(Entries with figure data)
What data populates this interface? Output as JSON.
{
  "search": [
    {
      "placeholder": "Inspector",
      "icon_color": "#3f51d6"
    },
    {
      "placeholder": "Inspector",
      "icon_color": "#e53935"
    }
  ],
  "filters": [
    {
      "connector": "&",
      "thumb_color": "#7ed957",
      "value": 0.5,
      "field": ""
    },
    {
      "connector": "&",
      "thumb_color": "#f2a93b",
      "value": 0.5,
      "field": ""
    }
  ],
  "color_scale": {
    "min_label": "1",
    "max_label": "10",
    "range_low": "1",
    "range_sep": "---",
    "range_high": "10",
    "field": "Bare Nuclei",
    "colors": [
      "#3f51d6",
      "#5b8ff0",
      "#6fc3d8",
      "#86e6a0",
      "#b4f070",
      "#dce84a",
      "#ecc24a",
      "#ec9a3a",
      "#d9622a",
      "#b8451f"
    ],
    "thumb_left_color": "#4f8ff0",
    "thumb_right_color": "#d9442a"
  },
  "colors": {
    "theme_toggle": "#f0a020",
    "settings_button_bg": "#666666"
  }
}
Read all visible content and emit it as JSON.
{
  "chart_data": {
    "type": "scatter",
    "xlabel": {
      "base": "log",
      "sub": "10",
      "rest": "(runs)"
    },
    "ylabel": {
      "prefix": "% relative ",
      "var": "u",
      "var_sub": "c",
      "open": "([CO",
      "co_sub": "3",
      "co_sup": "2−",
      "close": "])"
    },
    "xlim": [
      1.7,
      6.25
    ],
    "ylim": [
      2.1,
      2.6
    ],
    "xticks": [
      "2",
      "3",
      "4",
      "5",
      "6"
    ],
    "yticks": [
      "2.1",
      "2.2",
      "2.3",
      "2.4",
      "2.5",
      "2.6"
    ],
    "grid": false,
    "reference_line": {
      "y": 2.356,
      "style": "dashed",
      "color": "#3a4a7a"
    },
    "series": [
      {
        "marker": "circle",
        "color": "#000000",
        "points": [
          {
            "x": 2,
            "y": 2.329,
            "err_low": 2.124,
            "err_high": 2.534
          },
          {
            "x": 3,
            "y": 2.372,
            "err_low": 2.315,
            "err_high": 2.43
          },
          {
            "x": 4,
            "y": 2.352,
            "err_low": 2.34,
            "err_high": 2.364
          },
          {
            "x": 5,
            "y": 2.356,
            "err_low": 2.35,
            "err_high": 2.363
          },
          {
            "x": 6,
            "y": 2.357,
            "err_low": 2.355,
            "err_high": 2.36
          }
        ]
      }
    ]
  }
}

• _WHAT YOU ARE ASKED TO DO_
Each line from the one containing "Read all visible content and emit it as JSON." to the end of the records should be echoed exactly, and no other line.

• _FINAL ANSWER_
Read all visible content and emit it as JSON.
{
  "chart_data": {
    "type": "scatter",
    "xlabel": {
      "base": "log",
      "sub": "10",
      "rest": "(runs)"
    },
    "ylabel": {
      "prefix": "% relative ",
      "var": "u",
      "var_sub": "c",
      "open": "([CO",
      "co_sub": "3",
      "co_sup": "2−",
      "close": "])"
    },
    "xlim": [
      1.7,
      6.25
    ],
    "ylim": [
      2.1,
      2.6
    ],
    "xticks": [
      "2",
      "3",
      "4",
      "5",
      "6"
    ],
    "yticks": [
      "2.1",
      "2.2",
      "2.3",
      "2.4",
      "2.5",
      "2.6"
    ],
    "grid": false,
    "reference_line": {
      "y": 2.356,
      "style": "dashed",
      "color": "#3a4a7a"
    },
    "series": [
      {
        "marker": "circle",
        "color": "#000000",
        "points": [
          {
            "x": 2,
            "y": 2.329,
            "err_low": 2.124,
            "err_high": 2.534
          },
          {
            "x": 3,
            "y": 2.372,
            "err_low": 2.315,
            "err_high": 2.43
          },
          {
            "x": 4,
            "y": 2.352,
            "err_low": 2.34,
            "err_high": 2.364
          },
          {
            "x": 5,
            "y": 2.356,
            "err_low": 2.35,
            "err_high": 2.363
          },
          {
            "x": 6,
            "y": 2.357,
            "err_low": 2.355,
            "err_high": 2.36
          }
        ]
      }
    ]
  }
}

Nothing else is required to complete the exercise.